■ What needs to be done
Starting with the line that contains "Convert this screenshot", copy every line through the end of the data below, exactly and with nothing added.

** START OF Supplied material **

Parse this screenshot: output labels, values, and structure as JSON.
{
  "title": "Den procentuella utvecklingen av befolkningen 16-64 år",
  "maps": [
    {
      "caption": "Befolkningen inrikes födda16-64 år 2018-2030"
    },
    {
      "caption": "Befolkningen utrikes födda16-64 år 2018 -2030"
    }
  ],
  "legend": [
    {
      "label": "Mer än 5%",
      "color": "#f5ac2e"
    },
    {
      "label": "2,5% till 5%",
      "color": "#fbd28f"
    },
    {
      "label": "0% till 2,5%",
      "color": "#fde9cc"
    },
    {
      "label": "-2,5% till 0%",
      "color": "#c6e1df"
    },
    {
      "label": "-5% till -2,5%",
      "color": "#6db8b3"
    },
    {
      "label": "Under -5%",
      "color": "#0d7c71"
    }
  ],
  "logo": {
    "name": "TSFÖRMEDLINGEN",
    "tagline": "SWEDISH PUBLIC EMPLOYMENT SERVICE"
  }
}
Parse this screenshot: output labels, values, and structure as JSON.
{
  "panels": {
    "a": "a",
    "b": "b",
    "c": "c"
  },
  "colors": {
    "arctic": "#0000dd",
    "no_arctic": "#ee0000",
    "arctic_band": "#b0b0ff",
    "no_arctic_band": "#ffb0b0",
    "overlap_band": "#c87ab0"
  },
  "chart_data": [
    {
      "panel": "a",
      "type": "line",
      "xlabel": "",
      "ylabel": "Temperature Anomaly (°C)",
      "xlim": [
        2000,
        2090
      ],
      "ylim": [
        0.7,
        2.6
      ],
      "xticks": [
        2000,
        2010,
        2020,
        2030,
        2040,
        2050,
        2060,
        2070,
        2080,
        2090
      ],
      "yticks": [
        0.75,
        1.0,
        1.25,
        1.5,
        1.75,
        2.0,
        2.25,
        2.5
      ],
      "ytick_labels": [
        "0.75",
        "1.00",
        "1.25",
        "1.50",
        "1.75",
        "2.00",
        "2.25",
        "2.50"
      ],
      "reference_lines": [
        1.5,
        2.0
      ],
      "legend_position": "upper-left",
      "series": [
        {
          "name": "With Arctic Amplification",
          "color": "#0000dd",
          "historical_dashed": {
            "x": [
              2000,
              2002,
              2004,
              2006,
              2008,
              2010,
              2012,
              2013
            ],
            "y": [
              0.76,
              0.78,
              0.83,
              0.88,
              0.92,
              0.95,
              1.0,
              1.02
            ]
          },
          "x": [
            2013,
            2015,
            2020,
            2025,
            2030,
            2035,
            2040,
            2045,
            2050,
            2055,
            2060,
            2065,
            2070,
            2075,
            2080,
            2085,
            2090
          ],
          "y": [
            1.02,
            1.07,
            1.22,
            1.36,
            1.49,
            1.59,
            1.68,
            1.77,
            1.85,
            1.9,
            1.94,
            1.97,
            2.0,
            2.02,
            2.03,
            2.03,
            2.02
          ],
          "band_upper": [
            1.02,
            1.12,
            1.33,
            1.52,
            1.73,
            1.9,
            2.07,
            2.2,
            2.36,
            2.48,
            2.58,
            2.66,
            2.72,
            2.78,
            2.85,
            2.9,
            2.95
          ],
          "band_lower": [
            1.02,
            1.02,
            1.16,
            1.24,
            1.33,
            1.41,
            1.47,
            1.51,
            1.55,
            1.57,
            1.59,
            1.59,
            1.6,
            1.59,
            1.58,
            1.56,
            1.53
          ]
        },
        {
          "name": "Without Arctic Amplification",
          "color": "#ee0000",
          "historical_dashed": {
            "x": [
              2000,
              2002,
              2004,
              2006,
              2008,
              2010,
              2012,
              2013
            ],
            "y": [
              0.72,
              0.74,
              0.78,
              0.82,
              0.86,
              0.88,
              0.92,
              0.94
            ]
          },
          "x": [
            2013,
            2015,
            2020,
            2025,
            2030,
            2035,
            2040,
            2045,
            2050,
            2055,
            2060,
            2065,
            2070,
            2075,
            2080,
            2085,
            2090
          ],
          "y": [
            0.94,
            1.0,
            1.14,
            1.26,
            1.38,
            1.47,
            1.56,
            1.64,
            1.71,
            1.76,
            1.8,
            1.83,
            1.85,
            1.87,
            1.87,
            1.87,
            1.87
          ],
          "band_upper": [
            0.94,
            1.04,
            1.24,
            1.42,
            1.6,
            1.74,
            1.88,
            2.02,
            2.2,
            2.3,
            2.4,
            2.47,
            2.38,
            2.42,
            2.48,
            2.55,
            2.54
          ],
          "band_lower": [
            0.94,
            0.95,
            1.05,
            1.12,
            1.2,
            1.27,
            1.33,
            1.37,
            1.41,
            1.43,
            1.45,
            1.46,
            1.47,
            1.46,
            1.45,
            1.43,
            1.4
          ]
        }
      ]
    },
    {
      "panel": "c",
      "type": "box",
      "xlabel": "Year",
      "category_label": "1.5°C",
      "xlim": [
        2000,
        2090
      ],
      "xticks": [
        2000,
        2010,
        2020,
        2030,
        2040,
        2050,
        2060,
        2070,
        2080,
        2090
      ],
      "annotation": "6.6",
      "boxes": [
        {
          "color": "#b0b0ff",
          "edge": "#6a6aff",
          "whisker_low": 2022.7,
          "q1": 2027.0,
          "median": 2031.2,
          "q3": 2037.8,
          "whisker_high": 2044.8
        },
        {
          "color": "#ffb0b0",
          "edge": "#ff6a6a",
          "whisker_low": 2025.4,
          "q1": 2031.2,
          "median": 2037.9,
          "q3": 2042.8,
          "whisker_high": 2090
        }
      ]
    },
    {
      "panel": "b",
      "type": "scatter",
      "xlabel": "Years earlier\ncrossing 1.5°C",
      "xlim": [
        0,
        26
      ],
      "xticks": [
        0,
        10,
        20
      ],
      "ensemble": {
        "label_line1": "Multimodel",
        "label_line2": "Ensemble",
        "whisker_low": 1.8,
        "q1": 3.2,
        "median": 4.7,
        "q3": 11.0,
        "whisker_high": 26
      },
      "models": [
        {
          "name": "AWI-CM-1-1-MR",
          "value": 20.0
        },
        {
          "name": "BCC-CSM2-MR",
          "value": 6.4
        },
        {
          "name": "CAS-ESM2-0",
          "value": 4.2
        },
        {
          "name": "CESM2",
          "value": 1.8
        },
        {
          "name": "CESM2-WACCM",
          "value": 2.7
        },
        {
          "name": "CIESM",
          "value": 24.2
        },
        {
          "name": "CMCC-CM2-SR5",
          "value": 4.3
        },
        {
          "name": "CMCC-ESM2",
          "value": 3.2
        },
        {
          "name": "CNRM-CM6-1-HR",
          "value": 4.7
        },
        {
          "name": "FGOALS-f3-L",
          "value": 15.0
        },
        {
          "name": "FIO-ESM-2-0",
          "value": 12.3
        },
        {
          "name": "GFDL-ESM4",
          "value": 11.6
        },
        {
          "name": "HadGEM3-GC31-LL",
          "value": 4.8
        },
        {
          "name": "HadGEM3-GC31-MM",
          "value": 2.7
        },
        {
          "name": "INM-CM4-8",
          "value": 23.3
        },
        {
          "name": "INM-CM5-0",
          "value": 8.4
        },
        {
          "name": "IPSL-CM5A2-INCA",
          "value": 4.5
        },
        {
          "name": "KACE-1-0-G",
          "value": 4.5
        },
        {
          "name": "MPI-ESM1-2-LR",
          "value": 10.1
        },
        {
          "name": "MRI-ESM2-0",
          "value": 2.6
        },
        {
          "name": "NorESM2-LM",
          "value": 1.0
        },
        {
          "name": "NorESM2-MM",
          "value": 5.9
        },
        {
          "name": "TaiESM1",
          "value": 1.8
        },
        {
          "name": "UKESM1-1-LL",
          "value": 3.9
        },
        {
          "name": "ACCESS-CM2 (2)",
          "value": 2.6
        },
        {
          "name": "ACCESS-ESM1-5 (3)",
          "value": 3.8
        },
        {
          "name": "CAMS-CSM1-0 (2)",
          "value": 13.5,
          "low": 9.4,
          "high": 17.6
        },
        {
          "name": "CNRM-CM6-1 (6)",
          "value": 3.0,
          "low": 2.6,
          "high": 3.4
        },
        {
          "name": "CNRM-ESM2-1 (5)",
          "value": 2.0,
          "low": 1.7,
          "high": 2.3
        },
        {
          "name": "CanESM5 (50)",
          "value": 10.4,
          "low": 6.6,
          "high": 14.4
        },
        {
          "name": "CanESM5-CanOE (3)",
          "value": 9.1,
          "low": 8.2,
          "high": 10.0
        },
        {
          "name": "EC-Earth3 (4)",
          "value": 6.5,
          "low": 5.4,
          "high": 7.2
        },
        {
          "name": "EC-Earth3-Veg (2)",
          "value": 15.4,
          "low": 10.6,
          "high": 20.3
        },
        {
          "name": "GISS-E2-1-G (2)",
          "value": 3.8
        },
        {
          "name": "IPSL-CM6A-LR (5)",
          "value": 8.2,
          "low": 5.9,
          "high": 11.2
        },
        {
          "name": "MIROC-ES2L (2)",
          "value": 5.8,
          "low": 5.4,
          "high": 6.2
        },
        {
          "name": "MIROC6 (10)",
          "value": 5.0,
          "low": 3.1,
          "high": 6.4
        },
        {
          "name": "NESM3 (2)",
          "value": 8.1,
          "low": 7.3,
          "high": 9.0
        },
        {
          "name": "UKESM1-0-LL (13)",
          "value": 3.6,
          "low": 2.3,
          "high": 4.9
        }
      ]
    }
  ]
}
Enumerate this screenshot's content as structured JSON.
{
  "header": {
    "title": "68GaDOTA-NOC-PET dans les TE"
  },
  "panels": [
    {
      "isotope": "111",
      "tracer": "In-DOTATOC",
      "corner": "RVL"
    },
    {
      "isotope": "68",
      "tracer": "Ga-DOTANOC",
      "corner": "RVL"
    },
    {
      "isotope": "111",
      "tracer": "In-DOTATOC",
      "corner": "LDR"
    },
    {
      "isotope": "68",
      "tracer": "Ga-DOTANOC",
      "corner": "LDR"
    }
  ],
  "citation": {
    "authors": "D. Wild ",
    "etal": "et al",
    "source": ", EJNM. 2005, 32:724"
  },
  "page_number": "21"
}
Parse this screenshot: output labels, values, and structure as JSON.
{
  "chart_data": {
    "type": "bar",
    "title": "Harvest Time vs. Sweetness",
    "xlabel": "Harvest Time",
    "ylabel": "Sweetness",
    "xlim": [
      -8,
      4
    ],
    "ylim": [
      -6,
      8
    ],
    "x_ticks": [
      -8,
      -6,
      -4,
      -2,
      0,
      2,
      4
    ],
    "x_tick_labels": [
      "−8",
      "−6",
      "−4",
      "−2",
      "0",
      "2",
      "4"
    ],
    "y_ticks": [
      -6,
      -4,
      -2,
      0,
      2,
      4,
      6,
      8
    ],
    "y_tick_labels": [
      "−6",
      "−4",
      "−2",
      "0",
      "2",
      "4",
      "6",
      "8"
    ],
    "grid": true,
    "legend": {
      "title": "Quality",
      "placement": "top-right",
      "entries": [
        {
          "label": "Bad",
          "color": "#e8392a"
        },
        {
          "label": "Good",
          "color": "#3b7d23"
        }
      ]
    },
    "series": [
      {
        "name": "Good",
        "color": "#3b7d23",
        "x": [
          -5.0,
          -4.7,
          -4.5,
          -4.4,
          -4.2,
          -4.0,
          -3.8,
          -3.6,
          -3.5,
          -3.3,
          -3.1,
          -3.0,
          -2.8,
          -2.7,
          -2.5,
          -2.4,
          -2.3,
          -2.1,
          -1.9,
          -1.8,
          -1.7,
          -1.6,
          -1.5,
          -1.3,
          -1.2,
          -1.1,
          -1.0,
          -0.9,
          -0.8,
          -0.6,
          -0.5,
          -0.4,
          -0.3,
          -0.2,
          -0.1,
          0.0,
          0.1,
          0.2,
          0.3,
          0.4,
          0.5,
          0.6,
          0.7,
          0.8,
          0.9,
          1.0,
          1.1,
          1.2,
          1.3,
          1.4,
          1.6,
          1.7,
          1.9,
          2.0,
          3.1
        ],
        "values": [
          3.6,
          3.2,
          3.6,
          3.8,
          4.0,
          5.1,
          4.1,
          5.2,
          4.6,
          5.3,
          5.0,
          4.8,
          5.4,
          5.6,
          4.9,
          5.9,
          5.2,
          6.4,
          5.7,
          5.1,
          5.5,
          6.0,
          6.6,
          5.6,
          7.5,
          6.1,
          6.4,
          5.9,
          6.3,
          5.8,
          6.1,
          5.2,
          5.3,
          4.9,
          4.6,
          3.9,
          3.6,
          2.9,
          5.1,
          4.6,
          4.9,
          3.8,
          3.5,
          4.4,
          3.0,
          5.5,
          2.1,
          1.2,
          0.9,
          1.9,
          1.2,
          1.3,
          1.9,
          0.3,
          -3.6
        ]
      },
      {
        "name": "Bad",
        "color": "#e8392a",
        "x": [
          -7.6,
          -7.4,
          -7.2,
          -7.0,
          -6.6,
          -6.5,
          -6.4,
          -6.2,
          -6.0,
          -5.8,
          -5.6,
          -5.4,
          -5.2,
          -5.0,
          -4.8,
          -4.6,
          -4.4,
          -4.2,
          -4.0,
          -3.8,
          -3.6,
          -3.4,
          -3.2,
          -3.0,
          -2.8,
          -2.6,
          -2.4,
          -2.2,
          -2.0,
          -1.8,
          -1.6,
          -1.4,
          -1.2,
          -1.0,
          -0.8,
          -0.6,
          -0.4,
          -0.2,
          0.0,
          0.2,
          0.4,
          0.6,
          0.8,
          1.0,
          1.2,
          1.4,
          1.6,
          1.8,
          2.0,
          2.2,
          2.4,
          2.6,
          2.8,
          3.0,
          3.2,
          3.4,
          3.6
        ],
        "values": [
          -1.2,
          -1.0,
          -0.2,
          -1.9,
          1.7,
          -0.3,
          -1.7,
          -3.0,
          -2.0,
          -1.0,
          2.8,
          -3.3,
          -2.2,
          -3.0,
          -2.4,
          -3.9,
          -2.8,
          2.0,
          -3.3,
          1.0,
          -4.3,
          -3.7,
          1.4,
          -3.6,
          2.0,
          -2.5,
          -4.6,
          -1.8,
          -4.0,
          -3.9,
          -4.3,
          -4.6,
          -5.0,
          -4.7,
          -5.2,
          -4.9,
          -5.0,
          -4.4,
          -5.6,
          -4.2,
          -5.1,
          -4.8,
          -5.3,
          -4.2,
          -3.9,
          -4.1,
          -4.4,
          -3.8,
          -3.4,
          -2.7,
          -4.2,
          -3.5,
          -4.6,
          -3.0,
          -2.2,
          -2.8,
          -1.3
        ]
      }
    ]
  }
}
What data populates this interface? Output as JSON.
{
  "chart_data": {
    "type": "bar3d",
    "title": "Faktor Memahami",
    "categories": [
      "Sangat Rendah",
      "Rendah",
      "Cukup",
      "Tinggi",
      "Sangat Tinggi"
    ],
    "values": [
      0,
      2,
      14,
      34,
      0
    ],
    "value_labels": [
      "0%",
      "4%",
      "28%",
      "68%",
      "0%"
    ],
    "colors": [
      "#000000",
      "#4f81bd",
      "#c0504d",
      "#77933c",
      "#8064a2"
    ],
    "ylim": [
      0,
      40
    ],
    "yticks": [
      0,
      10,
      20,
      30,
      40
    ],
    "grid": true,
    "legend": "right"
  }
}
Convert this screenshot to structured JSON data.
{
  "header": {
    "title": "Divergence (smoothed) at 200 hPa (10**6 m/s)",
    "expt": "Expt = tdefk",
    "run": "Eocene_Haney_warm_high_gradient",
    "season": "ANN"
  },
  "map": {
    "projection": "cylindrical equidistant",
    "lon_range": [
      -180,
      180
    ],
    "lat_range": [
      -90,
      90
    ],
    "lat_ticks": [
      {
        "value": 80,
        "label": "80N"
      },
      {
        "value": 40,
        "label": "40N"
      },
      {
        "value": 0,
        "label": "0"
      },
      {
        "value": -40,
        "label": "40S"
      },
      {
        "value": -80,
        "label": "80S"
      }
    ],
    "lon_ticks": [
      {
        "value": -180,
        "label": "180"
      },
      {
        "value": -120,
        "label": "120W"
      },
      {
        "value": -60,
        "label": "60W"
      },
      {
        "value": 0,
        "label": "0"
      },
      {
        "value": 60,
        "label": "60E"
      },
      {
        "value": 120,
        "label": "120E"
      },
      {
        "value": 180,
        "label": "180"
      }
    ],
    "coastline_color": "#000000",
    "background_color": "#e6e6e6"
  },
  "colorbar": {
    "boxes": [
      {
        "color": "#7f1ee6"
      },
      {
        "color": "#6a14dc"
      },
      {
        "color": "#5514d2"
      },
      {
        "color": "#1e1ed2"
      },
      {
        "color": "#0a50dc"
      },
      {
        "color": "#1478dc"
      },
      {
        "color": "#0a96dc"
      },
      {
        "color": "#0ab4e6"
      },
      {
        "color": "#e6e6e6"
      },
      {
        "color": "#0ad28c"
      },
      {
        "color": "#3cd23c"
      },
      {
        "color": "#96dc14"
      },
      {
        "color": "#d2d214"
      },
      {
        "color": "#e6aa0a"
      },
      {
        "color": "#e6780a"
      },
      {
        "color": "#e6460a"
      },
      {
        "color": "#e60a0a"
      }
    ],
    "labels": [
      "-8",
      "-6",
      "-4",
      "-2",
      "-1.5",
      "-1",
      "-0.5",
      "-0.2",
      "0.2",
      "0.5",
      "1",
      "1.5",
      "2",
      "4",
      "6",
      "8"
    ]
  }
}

** END OF Supplied material **

■ Result of this exercise
Convert this screenshot to structured JSON data.
{
  "header": {
    "title": "Divergence (smoothed) at 200 hPa (10**6 m/s)",
    "expt": "Expt = tdefk",
    "run": "Eocene_Haney_warm_high_gradient",
    "season": "ANN"
  },
  "map": {
    "projection": "cylindrical equidistant",
    "lon_range": [
      -180,
      180
    ],
    "lat_range": [
      -90,
      90
    ],
    "lat_ticks": [
      {
        "value": 80,
        "label": "80N"
      },
      {
        "value": 40,
        "label": "40N"
      },
      {
        "value": 0,
        "label": "0"
      },
      {
        "value": -40,
        "label": "40S"
      },
      {
        "value": -80,
        "label": "80S"
      }
    ],
    "lon_ticks": [
      {
        "value": -180,
        "label": "180"
      },
      {
        "value": -120,
        "label": "120W"
      },
      {
        "value": -60,
        "label": "60W"
      },
      {
        "value": 0,
        "label": "0"
      },
      {
        "value": 60,
        "label": "60E"
      },
      {
        "value": 120,
        "label": "120E"
      },
      {
        "value": 180,
        "label": "180"
      }
    ],
    "coastline_color": "#000000",
    "background_color": "#e6e6e6"
  },
  "colorbar": {
    "boxes": [
      {
        "color": "#7f1ee6"
      },
      {
        "color": "#6a14dc"
      },
      {
        "color": "#5514d2"
      },
      {
        "color": "#1e1ed2"
      },
      {
        "color": "#0a50dc"
      },
      {
        "color": "#1478dc"
      },
      {
        "color": "#0a96dc"
      },
      {
        "color": "#0ab4e6"
      },
      {
        "color": "#e6e6e6"
      },
      {
        "color": "#0ad28c"
      },
      {
        "color": "#3cd23c"
      },
      {
        "color": "#96dc14"
      },
      {
        "color": "#d2d214"
      },
      {
        "color": "#e6aa0a"
      },
      {
        "color": "#e6780a"
      },
      {
        "color": "#e6460a"
      },
      {
        "color": "#e60a0a"
      }
    ],
    "labels": [
      "-8",
      "-6",
      "-4",
      "-2",
      "-1.5",
      "-1",
      "-0.5",
      "-0.2",
      "0.2",
      "0.5",
      "1",
      "1.5",
      "2",
      "4",
      "6",
      "8"
    ]
  }
}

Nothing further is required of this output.